■ **DATASET EXTRACT**:
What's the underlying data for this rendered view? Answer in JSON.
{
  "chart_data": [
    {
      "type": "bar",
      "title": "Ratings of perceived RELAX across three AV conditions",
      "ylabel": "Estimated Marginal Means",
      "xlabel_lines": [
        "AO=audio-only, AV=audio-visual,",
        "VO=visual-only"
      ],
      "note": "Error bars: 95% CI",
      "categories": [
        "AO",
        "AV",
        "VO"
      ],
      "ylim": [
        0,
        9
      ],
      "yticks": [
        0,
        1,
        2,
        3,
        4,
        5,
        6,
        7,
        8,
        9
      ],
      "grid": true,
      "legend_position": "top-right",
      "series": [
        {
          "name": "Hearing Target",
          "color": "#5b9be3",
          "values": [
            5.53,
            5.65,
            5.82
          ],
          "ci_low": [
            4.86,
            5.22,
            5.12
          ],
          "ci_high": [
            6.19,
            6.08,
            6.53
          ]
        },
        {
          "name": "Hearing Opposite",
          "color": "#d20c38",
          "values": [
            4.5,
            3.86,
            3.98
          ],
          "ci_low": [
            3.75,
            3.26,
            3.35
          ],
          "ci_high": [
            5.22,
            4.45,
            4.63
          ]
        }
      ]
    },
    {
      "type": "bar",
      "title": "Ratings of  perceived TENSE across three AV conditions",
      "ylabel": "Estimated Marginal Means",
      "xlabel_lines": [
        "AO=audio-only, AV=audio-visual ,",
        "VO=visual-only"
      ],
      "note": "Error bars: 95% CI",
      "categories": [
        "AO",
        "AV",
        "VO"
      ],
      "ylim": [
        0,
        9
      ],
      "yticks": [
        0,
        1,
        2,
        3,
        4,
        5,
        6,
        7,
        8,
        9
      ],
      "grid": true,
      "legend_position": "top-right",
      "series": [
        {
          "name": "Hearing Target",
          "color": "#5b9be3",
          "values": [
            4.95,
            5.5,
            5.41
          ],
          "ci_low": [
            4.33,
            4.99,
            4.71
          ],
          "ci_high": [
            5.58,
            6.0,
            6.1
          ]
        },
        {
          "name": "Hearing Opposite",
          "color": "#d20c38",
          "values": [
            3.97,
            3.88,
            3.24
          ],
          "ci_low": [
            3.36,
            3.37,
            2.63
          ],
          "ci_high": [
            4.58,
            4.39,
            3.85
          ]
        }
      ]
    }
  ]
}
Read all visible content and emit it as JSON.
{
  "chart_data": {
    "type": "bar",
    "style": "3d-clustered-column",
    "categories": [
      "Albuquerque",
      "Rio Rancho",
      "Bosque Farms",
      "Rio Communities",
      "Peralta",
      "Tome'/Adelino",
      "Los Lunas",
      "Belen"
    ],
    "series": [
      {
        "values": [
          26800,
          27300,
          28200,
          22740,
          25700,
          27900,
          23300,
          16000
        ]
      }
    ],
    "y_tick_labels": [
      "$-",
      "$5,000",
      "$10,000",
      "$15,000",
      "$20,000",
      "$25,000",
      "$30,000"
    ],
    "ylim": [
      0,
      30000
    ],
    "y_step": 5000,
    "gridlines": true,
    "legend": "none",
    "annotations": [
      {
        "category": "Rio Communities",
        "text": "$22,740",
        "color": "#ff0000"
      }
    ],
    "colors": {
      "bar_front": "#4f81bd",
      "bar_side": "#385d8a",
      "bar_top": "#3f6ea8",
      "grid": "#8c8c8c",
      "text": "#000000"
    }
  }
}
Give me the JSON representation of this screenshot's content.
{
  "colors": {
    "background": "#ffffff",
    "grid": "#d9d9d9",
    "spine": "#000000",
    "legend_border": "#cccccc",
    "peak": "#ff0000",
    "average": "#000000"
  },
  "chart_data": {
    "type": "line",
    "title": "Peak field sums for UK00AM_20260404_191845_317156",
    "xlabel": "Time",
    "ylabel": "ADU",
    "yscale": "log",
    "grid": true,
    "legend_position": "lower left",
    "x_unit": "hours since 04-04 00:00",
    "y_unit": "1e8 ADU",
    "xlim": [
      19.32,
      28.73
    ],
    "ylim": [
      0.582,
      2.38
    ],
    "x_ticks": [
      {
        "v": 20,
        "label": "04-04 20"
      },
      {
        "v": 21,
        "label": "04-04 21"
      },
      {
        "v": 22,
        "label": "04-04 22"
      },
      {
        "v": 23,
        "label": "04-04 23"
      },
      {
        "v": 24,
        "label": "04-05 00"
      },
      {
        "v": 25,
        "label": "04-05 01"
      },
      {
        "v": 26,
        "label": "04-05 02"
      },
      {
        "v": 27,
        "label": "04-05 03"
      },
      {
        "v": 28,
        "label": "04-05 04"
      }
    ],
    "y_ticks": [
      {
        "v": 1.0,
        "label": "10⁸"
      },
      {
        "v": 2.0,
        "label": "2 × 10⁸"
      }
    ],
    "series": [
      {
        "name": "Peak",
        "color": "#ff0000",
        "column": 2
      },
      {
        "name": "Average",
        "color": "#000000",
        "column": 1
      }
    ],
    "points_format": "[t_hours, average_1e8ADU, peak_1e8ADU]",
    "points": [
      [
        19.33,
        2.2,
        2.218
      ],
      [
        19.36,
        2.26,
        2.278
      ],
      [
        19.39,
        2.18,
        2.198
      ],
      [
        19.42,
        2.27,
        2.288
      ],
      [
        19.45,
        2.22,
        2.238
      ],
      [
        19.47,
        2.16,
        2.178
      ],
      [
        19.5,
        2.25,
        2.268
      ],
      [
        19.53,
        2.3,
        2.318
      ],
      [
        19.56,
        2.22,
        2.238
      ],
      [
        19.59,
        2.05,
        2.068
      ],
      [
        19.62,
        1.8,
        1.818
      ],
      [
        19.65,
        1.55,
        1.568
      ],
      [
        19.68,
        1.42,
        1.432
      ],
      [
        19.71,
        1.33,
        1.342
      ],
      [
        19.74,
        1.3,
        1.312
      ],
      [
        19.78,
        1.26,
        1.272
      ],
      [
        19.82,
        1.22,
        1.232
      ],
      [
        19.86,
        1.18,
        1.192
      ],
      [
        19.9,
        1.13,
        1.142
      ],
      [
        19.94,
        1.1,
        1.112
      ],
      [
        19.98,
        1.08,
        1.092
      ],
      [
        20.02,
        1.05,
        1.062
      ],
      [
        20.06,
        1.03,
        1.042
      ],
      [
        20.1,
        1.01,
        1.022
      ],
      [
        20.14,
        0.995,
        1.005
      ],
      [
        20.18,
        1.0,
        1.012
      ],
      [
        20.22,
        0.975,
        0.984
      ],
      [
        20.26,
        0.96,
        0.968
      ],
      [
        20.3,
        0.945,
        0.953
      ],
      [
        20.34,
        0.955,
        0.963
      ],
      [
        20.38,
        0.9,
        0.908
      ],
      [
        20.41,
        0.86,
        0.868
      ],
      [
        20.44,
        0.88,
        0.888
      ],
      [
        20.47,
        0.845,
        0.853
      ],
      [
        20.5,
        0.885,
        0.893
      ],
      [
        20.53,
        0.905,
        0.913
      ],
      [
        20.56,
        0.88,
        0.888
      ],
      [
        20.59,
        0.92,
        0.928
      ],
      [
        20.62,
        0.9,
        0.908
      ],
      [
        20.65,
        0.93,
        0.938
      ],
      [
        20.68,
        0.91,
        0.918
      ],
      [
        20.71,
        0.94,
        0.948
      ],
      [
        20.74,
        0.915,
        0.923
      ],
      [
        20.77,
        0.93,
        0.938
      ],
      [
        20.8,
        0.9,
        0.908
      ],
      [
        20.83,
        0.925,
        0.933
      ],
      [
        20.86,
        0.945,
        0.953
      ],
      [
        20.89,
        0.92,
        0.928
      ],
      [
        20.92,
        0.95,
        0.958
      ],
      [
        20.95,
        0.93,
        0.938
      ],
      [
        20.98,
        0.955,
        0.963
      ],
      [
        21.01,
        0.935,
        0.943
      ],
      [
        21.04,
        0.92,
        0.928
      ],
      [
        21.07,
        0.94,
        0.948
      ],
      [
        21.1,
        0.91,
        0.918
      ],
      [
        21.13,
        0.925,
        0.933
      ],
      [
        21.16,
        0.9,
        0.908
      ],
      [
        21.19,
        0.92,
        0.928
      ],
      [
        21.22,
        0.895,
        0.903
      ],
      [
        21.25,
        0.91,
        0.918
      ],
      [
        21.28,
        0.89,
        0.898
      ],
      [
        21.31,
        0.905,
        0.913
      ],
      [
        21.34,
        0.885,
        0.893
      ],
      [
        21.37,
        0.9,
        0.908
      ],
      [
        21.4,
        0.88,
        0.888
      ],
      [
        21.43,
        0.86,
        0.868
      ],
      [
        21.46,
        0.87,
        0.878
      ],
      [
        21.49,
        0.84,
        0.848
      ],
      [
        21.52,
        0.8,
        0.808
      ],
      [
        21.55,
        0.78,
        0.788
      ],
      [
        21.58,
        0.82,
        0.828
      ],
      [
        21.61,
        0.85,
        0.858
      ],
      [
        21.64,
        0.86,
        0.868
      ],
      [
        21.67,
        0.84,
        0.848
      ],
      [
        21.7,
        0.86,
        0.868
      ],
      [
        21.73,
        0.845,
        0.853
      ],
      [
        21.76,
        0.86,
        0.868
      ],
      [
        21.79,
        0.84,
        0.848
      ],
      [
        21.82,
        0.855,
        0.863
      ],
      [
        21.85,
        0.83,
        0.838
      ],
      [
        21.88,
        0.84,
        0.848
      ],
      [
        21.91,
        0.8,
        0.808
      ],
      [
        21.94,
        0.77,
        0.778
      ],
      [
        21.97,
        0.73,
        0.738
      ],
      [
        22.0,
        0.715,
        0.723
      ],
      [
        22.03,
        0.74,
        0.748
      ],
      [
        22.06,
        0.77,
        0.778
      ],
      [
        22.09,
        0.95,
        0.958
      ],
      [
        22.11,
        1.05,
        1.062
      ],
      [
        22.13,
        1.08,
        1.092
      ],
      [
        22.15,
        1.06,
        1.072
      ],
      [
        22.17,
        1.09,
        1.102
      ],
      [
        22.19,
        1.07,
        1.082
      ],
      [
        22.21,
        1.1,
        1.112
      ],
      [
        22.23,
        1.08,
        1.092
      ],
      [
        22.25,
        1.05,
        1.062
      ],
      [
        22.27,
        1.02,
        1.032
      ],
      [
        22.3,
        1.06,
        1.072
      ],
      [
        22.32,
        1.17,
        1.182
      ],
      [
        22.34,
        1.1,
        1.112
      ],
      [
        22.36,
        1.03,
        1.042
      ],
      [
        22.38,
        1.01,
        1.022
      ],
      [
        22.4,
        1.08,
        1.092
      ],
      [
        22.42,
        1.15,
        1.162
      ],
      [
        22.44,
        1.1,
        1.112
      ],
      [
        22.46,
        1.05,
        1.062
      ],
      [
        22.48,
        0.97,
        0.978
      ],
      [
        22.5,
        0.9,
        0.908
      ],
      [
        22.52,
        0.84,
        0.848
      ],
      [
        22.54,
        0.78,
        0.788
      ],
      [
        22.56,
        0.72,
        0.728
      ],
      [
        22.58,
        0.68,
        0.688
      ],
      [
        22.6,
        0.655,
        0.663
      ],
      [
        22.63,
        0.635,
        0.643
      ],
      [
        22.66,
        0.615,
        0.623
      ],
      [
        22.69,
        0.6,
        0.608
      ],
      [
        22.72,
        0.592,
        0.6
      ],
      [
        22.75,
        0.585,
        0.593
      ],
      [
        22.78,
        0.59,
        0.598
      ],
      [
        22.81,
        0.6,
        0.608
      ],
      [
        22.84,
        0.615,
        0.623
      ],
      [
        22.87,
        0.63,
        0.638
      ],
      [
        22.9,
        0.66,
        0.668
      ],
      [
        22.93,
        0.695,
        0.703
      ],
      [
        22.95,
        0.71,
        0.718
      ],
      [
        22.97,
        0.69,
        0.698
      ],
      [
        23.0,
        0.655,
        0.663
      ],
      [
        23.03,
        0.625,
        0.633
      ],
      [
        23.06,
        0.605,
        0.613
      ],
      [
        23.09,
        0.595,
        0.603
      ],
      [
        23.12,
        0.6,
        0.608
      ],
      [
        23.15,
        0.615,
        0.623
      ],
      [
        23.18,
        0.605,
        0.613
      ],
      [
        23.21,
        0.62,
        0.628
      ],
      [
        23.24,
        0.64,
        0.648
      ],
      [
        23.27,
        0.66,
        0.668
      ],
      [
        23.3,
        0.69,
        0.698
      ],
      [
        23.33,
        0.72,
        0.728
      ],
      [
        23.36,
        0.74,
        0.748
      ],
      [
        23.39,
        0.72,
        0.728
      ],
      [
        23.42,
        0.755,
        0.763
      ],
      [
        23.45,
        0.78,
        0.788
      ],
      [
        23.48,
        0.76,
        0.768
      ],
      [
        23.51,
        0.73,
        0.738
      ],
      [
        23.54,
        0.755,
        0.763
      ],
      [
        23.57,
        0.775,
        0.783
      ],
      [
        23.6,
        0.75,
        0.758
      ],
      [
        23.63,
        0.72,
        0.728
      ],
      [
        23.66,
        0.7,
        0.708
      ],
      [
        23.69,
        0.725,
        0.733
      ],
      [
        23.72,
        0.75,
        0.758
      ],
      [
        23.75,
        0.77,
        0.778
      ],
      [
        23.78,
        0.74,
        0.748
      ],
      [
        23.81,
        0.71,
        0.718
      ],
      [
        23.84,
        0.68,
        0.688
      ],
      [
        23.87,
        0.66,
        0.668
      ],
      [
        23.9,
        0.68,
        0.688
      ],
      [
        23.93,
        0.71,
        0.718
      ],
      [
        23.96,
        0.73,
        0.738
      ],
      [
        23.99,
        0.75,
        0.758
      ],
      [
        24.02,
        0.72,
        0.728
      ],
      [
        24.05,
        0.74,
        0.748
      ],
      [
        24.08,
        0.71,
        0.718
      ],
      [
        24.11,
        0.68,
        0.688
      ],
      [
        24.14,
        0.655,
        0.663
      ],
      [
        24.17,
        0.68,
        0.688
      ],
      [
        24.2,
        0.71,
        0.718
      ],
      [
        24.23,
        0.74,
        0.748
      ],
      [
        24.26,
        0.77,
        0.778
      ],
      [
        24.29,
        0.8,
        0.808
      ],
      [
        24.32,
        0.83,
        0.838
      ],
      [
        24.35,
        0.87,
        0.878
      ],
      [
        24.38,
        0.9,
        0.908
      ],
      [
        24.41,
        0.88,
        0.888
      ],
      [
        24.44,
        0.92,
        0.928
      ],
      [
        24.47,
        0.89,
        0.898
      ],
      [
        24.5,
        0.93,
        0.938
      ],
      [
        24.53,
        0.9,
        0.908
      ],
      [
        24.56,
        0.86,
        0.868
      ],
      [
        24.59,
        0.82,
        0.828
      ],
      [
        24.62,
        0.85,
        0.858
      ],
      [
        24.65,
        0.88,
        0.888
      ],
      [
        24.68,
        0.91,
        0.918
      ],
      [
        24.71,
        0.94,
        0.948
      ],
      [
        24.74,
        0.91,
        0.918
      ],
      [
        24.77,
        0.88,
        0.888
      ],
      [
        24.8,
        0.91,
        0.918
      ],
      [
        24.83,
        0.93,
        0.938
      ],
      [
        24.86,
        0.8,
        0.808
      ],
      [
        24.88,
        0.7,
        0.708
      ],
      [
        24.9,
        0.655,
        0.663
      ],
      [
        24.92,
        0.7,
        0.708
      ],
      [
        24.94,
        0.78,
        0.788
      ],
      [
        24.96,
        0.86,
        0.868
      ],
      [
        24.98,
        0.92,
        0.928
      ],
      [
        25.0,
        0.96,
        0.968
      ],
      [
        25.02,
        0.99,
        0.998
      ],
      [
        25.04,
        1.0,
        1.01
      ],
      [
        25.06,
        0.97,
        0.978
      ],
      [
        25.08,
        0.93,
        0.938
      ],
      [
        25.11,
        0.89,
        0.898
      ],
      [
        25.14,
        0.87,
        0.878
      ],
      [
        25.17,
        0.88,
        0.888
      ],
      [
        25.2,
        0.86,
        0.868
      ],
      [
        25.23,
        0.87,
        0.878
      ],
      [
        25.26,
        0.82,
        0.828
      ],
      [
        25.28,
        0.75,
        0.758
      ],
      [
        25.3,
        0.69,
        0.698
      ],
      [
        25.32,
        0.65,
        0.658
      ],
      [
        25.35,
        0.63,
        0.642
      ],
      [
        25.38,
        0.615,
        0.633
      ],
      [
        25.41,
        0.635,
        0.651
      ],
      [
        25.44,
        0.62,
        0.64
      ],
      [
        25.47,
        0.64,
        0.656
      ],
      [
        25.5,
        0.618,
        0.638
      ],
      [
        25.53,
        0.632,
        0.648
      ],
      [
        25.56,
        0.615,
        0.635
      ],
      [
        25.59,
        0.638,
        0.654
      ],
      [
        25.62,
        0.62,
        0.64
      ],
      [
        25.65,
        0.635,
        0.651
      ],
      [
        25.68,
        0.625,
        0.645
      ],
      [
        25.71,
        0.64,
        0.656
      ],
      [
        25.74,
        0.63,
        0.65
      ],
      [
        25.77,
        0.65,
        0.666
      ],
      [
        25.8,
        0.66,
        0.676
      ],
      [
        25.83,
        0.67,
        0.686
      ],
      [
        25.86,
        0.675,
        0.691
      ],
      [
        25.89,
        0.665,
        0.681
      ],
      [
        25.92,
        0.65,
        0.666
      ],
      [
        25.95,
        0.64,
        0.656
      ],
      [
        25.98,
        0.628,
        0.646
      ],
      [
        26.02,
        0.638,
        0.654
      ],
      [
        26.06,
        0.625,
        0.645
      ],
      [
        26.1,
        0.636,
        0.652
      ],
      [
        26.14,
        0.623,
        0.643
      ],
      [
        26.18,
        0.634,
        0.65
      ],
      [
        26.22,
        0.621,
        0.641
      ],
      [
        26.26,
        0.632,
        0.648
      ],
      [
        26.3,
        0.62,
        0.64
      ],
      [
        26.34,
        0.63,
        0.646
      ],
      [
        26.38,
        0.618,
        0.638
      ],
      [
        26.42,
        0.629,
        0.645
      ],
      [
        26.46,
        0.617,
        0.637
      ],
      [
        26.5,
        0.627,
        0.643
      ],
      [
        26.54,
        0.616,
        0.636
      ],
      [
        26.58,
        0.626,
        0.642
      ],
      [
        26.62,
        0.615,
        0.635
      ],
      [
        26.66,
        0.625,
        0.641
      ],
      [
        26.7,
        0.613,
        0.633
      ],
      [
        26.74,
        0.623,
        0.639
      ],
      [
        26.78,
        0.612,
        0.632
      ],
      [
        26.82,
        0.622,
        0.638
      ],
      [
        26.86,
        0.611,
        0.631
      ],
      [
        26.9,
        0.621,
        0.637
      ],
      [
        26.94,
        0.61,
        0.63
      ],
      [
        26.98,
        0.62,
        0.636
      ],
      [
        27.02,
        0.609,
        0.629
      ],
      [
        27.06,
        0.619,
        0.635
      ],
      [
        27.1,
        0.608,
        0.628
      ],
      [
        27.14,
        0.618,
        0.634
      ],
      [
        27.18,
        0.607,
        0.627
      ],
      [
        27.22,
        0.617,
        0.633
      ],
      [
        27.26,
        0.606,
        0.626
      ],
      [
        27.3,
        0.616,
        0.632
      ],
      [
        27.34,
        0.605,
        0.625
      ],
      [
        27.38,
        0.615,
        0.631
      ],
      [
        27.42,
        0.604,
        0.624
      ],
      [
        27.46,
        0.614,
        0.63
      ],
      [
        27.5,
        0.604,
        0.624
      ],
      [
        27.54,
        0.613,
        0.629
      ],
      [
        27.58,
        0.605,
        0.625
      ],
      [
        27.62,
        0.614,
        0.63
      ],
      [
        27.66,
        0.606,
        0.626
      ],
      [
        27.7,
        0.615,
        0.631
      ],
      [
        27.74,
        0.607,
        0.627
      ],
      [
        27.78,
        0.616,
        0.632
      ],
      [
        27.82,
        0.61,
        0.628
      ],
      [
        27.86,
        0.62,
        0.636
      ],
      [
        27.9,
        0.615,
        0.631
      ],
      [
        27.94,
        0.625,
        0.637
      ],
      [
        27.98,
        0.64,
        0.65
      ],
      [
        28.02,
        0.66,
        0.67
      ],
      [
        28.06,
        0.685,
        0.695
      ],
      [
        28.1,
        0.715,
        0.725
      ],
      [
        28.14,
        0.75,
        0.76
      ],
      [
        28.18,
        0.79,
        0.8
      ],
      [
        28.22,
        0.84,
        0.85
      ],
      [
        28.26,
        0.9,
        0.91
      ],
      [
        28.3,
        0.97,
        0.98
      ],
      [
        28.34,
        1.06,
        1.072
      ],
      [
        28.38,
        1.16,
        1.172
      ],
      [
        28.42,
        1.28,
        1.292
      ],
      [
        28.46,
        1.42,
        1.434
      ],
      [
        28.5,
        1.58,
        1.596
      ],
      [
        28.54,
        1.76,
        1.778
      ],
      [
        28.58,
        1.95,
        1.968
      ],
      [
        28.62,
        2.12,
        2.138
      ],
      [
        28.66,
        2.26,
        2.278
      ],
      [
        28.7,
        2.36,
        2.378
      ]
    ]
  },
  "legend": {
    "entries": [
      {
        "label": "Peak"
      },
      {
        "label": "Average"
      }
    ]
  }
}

■ **EXERCISE DIRECTIONS**:
Gather every line from the listing above in which the word "conditions" appears.

■ **FINISHED ANSWER**:
      "title": "Ratings of perceived RELAX across three AV conditions",
      "title": "Ratings of  perceived TENSE across three AV conditions",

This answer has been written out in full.